[RECORDS FOR THE TASK]:
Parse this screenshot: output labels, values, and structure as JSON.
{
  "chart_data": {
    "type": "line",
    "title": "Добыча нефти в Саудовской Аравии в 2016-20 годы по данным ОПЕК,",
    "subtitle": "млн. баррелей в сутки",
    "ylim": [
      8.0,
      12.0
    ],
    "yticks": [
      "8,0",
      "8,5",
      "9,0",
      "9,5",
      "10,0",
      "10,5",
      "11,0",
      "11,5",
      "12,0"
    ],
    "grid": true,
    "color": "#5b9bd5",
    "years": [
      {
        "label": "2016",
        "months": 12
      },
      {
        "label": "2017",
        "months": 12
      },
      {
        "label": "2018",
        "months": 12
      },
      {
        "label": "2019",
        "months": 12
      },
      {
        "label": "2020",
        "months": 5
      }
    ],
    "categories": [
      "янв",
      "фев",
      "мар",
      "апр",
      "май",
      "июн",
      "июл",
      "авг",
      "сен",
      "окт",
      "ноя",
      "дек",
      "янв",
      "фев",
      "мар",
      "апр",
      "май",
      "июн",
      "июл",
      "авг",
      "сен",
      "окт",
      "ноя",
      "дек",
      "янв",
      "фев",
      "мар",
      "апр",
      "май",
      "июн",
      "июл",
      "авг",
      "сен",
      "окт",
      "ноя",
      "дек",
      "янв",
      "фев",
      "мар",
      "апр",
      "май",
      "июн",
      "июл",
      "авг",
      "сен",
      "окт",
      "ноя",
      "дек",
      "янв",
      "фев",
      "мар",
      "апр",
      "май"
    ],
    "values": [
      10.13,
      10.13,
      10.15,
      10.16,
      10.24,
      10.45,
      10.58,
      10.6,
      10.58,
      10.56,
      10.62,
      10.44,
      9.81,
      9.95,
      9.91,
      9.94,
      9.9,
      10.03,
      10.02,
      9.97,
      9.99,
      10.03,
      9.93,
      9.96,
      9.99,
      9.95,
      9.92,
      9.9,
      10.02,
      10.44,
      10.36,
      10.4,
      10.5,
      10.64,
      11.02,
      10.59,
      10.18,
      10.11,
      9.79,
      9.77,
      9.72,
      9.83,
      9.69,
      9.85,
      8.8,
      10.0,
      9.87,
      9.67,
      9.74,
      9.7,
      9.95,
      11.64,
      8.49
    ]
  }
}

[GIVEN PROBLEM]:
Return the listing above in its exact form.

[ANSWER BELOW]:
Parse this screenshot: output labels, values, and structure as JSON.
{
  "chart_data": {
    "type": "line",
    "title": "Добыча нефти в Саудовской Аравии в 2016-20 годы по данным ОПЕК,",
    "subtitle": "млн. баррелей в сутки",
    "ylim": [
      8.0,
      12.0
    ],
    "yticks": [
      "8,0",
      "8,5",
      "9,0",
      "9,5",
      "10,0",
      "10,5",
      "11,0",
      "11,5",
      "12,0"
    ],
    "grid": true,
    "color": "#5b9bd5",
    "years": [
      {
        "label": "2016",
        "months": 12
      },
      {
        "label": "2017",
        "months": 12
      },
      {
        "label": "2018",
        "months": 12
      },
      {
        "label": "2019",
        "months": 12
      },
      {
        "label": "2020",
        "months": 5
      }
    ],
    "categories": [
      "янв",
      "фев",
      "мар",
      "апр",
      "май",
      "июн",
      "июл",
      "авг",
      "сен",
      "окт",
      "ноя",
      "дек",
      "янв",
      "фев",
      "мар",
      "апр",
      "май",
      "июн",
      "июл",
      "авг",
      "сен",
      "окт",
      "ноя",
      "дек",
      "янв",
      "фев",
      "мар",
      "апр",
      "май",
      "июн",
      "июл",
      "авг",
      "сен",
      "окт",
      "ноя",
      "дек",
      "янв",
      "фев",
      "мар",
      "апр",
      "май",
      "июн",
      "июл",
      "авг",
      "сен",
      "окт",
      "ноя",
      "дек",
      "янв",
      "фев",
      "мар",
      "апр",
      "май"
    ],
    "values": [
      10.13,
      10.13,
      10.15,
      10.16,
      10.24,
      10.45,
      10.58,
      10.6,
      10.58,
      10.56,
      10.62,
      10.44,
      9.81,
      9.95,
      9.91,
      9.94,
      9.9,
      10.03,
      10.02,
      9.97,
      9.99,
      10.03,
      9.93,
      9.96,
      9.99,
      9.95,
      9.92,
      9.9,
      10.02,
      10.44,
      10.36,
      10.4,
      10.5,
      10.64,
      11.02,
      10.59,
      10.18,
      10.11,
      9.79,
      9.77,
      9.72,
      9.83,
      9.69,
      9.85,
      8.8,
      10.0,
      9.87,
      9.67,
      9.74,
      9.7,
      9.95,
      11.64,
      8.49
    ]
  }
}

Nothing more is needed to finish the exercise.